> **Written problem**
Filter the entries, keeping every line with the word "name".

-- START Dataset extract --

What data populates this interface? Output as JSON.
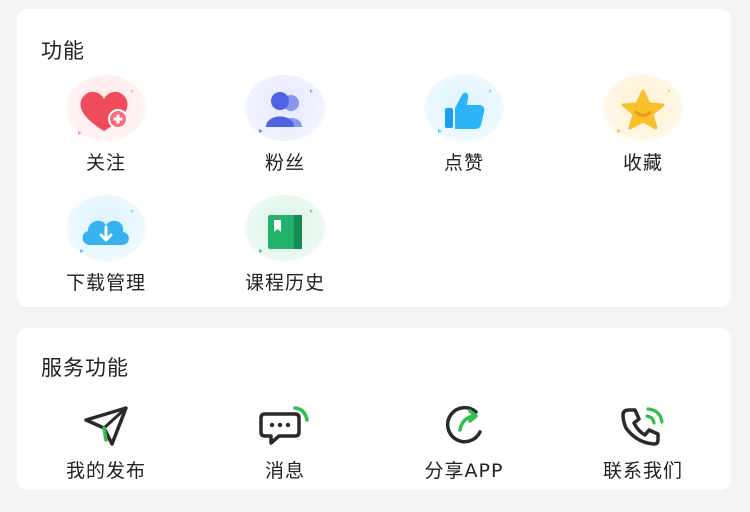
{
  "functions": {
    "title": "功能",
    "items": [
      {
        "label": "关注",
        "icon": "heart-plus-icon",
        "color": "#f0485a"
      },
      {
        "label": "粉丝",
        "icon": "users-icon",
        "color": "#5a6ee8"
      },
      {
        "label": "点赞",
        "icon": "thumbs-up-icon",
        "color": "#2da8f5"
      },
      {
        "label": "收藏",
        "icon": "star-icon",
        "color": "#f6b820"
      },
      {
        "label": "下载管理",
        "icon": "cloud-download-icon",
        "color": "#35b1ec"
      },
      {
        "label": "课程历史",
        "icon": "book-icon",
        "color": "#1fb46b"
      }
    ]
  },
  "services": {
    "title": "服务功能",
    "items": [
      {
        "label": "我的发布",
        "icon": "paper-plane-icon"
      },
      {
        "label": "消息",
        "icon": "message-icon"
      },
      {
        "label": "分享APP",
        "icon": "share-icon"
      },
      {
        "label": "联系我们",
        "icon": "phone-icon"
      }
    ]
  },
  "colors": {
    "accent_green": "#2fbf4a",
    "stroke": "#2a2a2a"
  }
}
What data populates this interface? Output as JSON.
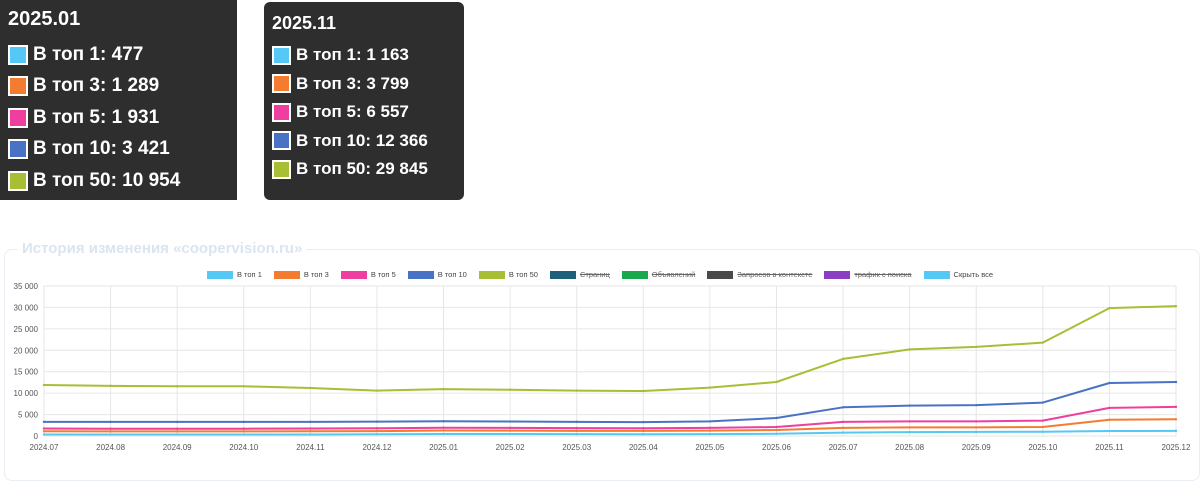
{
  "tooltips": [
    {
      "date": "2025.01",
      "rows": [
        {
          "label": "В топ 1",
          "value": "477",
          "color": "#56c8f5"
        },
        {
          "label": "В топ 3",
          "value": "1 289",
          "color": "#f47c30"
        },
        {
          "label": "В топ 5",
          "value": "1 931",
          "color": "#ee3fa0"
        },
        {
          "label": "В топ 10",
          "value": "3 421",
          "color": "#4a72c4"
        },
        {
          "label": "В топ 50",
          "value": "10 954",
          "color": "#a8be35"
        }
      ]
    },
    {
      "date": "2025.11",
      "rows": [
        {
          "label": "В топ 1",
          "value": "1 163",
          "color": "#56c8f5"
        },
        {
          "label": "В топ 3",
          "value": "3 799",
          "color": "#f47c30"
        },
        {
          "label": "В топ 5",
          "value": "6 557",
          "color": "#ee3fa0"
        },
        {
          "label": "В топ 10",
          "value": "12 366",
          "color": "#4a72c4"
        },
        {
          "label": "В топ 50",
          "value": "29 845",
          "color": "#a8be35"
        }
      ]
    }
  ],
  "card": {
    "title": "История изменения «coopervision.ru»"
  },
  "legend": [
    {
      "label": "В топ 1",
      "color": "#56c8f5",
      "hidden": false
    },
    {
      "label": "В топ 3",
      "color": "#f47c30",
      "hidden": false
    },
    {
      "label": "В топ 5",
      "color": "#ee3fa0",
      "hidden": false
    },
    {
      "label": "В топ 10",
      "color": "#4a72c4",
      "hidden": false
    },
    {
      "label": "В топ 50",
      "color": "#a8be35",
      "hidden": false
    },
    {
      "label": "Страниц",
      "color": "#1e5f7a",
      "hidden": true
    },
    {
      "label": "Объявлений",
      "color": "#1aa84f",
      "hidden": true
    },
    {
      "label": "Запросов в контексте",
      "color": "#4a4a4a",
      "hidden": true
    },
    {
      "label": "трафик с поиска",
      "color": "#8a3fc0",
      "hidden": true
    },
    {
      "label": "Скрыть все",
      "color": "#56c8f5",
      "hidden": false
    }
  ],
  "chart_data": {
    "type": "line",
    "x": [
      "2024.07",
      "2024.08",
      "2024.09",
      "2024.10",
      "2024.11",
      "2024.12",
      "2025.01",
      "2025.02",
      "2025.03",
      "2025.04",
      "2025.05",
      "2025.06",
      "2025.07",
      "2025.08",
      "2025.09",
      "2025.10",
      "2025.11",
      "2025.12"
    ],
    "y_ticks": [
      "0",
      "5 000",
      "10 000",
      "15 000",
      "20 000",
      "25 000",
      "30 000",
      "35 000"
    ],
    "ylim": [
      0,
      35000
    ],
    "grid": true,
    "legend_position": "top",
    "series": [
      {
        "name": "В топ 1",
        "color": "#56c8f5",
        "values": [
          350,
          340,
          340,
          340,
          360,
          400,
          477,
          460,
          440,
          430,
          450,
          520,
          800,
          900,
          950,
          1000,
          1163,
          1200
        ]
      },
      {
        "name": "В топ 3",
        "color": "#f47c30",
        "values": [
          1100,
          1080,
          1080,
          1080,
          1100,
          1150,
          1289,
          1250,
          1200,
          1180,
          1250,
          1400,
          1900,
          2000,
          2000,
          2100,
          3799,
          3900
        ]
      },
      {
        "name": "В топ 5",
        "color": "#ee3fa0",
        "values": [
          1750,
          1700,
          1700,
          1700,
          1750,
          1800,
          1931,
          1900,
          1850,
          1820,
          1900,
          2100,
          3300,
          3400,
          3400,
          3600,
          6557,
          6800
        ]
      },
      {
        "name": "В топ 10",
        "color": "#4a72c4",
        "values": [
          3300,
          3280,
          3280,
          3290,
          3300,
          3350,
          3421,
          3380,
          3300,
          3250,
          3400,
          4200,
          6700,
          7100,
          7200,
          7800,
          12366,
          12600
        ]
      },
      {
        "name": "В топ 50",
        "color": "#a8be35",
        "values": [
          11900,
          11700,
          11600,
          11600,
          11200,
          10600,
          10954,
          10800,
          10600,
          10500,
          11300,
          12600,
          18000,
          20200,
          20800,
          21800,
          29845,
          30300
        ]
      }
    ]
  }
}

-- END Dataset extract --

> **Solution for this exercise**
        "name": "В топ 1",
        "name": "В топ 3",
        "name": "В топ 5",
        "name": "В топ 10",
        "name": "В топ 50",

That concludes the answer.